(Source data)
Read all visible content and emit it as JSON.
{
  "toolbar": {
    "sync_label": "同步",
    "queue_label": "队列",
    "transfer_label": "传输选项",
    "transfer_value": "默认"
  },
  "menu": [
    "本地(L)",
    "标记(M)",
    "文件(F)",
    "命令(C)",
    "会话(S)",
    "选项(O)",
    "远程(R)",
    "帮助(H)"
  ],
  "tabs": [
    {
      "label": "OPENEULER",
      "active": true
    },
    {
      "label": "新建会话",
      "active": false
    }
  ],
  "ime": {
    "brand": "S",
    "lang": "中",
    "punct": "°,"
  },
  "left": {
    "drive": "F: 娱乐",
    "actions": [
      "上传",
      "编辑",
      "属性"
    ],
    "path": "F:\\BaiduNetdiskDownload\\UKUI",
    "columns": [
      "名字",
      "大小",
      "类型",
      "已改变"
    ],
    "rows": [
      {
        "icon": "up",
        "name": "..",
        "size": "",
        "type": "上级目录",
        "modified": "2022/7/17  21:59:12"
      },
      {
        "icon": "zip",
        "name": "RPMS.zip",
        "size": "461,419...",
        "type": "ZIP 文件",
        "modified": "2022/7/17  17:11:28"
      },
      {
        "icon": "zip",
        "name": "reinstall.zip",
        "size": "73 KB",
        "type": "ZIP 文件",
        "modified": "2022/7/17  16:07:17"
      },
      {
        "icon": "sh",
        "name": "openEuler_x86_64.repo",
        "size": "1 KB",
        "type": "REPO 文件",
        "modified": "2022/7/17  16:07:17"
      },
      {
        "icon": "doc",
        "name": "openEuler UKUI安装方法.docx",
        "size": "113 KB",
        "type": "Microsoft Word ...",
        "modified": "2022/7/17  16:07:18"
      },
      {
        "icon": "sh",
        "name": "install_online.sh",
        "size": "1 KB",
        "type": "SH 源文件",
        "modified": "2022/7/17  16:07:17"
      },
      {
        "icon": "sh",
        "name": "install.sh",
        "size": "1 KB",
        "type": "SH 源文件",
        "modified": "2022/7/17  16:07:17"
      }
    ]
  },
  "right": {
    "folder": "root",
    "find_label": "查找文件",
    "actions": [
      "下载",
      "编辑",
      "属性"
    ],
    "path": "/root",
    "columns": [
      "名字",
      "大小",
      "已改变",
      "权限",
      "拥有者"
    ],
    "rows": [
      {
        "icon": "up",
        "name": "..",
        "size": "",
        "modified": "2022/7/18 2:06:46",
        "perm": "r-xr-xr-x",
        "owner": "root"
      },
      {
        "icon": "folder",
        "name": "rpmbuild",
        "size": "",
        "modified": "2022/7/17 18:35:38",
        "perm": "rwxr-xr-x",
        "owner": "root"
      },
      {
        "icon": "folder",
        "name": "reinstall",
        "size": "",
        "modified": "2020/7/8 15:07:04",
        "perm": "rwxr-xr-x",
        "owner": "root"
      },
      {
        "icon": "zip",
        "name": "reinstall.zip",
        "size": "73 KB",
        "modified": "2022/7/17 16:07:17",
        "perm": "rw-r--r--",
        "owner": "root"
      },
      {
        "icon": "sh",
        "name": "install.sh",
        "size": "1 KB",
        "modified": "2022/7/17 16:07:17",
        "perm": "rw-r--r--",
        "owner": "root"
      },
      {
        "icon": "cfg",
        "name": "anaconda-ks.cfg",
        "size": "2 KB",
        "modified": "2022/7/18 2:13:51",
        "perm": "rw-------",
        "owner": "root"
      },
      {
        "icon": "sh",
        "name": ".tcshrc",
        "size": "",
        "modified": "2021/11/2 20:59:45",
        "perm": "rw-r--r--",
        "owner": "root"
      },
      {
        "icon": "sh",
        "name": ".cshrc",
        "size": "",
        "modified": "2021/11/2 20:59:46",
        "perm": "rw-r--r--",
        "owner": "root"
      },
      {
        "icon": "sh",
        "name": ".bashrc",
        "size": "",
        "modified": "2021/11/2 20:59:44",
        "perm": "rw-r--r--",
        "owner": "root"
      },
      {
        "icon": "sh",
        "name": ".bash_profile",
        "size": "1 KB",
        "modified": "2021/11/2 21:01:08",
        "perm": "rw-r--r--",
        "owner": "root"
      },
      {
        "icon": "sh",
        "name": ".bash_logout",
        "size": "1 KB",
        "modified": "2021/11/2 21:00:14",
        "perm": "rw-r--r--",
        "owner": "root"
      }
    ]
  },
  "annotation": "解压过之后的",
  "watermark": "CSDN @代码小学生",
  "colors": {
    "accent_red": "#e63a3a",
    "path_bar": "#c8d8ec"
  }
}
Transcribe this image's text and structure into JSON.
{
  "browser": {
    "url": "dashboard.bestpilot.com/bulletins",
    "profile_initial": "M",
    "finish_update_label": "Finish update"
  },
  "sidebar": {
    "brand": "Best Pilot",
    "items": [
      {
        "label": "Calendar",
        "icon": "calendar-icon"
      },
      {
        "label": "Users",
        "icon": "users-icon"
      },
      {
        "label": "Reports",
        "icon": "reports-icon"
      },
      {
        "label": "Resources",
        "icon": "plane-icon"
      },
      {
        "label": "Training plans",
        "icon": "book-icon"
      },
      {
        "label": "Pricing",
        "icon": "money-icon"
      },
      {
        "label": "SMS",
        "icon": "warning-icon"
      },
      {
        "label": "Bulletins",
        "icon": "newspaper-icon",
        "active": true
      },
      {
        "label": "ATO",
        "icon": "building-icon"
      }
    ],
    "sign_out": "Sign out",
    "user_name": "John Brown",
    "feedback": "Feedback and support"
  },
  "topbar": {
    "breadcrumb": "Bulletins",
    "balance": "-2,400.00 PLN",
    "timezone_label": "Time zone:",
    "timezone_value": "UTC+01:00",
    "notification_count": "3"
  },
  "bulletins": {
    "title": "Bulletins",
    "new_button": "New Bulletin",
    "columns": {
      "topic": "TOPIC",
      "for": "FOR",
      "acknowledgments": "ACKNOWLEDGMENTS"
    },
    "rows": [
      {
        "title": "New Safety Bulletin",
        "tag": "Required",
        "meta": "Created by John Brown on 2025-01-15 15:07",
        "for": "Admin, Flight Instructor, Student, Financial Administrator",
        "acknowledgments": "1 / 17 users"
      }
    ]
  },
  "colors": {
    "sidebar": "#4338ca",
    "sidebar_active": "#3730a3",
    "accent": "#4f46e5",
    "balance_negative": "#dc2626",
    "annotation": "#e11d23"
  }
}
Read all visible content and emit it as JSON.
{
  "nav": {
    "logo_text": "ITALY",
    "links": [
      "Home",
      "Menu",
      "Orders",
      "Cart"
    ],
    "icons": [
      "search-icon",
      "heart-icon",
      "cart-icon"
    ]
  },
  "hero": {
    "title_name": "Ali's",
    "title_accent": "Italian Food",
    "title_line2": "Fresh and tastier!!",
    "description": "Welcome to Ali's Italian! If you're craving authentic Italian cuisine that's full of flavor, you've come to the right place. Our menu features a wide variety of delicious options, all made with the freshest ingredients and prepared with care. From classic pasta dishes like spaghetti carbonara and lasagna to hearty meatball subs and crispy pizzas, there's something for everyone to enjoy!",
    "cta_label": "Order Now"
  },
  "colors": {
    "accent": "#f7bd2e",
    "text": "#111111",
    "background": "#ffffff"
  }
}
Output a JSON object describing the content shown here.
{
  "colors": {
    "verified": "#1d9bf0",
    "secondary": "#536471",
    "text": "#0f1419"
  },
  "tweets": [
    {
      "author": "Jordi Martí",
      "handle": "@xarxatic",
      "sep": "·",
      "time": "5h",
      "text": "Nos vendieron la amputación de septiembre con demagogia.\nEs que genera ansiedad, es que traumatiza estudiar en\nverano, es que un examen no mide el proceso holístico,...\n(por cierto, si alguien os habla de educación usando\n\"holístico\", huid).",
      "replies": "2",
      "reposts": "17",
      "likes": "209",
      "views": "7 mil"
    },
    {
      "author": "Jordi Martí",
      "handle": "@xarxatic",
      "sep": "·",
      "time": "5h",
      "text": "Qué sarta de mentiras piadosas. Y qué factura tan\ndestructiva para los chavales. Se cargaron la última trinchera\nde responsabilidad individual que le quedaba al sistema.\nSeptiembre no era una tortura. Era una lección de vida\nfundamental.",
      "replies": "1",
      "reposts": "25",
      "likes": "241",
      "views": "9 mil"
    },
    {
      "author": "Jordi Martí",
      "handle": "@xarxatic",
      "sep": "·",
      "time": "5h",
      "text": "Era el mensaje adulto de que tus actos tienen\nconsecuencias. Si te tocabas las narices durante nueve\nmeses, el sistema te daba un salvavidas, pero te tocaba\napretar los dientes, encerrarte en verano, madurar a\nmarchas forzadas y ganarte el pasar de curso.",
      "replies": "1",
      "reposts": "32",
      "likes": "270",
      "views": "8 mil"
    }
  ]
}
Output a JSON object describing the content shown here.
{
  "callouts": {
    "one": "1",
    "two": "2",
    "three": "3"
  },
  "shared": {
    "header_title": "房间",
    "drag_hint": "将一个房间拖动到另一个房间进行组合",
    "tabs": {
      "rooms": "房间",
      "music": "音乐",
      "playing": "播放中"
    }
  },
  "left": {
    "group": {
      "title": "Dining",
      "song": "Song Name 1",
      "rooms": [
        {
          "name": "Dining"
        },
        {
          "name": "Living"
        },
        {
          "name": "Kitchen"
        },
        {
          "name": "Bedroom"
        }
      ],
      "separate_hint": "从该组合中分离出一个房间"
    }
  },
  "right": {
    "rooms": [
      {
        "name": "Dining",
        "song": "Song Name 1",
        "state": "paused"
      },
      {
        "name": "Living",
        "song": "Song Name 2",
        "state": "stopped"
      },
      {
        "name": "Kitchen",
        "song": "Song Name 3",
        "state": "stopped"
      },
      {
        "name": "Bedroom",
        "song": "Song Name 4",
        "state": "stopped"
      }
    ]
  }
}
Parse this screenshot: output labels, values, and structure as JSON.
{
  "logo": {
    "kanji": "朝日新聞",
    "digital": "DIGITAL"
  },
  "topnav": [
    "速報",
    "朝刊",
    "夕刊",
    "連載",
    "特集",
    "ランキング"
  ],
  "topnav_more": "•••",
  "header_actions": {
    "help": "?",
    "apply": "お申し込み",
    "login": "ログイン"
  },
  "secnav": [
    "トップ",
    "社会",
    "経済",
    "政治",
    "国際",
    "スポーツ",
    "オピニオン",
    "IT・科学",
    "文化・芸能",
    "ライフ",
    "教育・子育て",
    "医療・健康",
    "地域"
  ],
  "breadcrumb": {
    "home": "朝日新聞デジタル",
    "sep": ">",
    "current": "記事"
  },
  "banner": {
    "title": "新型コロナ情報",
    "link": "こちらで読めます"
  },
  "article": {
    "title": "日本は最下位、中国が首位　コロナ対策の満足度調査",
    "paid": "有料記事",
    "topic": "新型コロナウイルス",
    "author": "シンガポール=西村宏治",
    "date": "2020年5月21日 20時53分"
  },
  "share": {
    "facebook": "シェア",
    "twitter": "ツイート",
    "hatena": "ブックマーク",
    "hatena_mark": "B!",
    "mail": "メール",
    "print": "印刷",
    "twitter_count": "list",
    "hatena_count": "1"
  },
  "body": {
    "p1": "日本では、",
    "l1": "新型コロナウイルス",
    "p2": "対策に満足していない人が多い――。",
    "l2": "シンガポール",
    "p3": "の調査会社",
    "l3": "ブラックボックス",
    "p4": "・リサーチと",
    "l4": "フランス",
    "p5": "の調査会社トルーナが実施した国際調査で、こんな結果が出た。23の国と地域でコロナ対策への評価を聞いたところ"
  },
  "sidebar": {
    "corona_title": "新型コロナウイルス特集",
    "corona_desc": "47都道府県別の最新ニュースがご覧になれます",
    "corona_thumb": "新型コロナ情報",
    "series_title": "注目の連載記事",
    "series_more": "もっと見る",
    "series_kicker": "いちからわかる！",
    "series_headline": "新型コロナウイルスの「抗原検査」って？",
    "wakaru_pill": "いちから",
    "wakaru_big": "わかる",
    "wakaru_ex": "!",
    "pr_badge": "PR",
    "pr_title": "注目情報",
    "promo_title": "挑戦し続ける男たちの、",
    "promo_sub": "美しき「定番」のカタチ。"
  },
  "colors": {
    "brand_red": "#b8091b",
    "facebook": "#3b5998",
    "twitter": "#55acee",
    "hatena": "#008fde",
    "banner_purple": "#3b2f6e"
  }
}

WRITTEN EXERCISE: State how many lines include the string "Italian". Give no other information.

EXERCISE RESPONSE: 2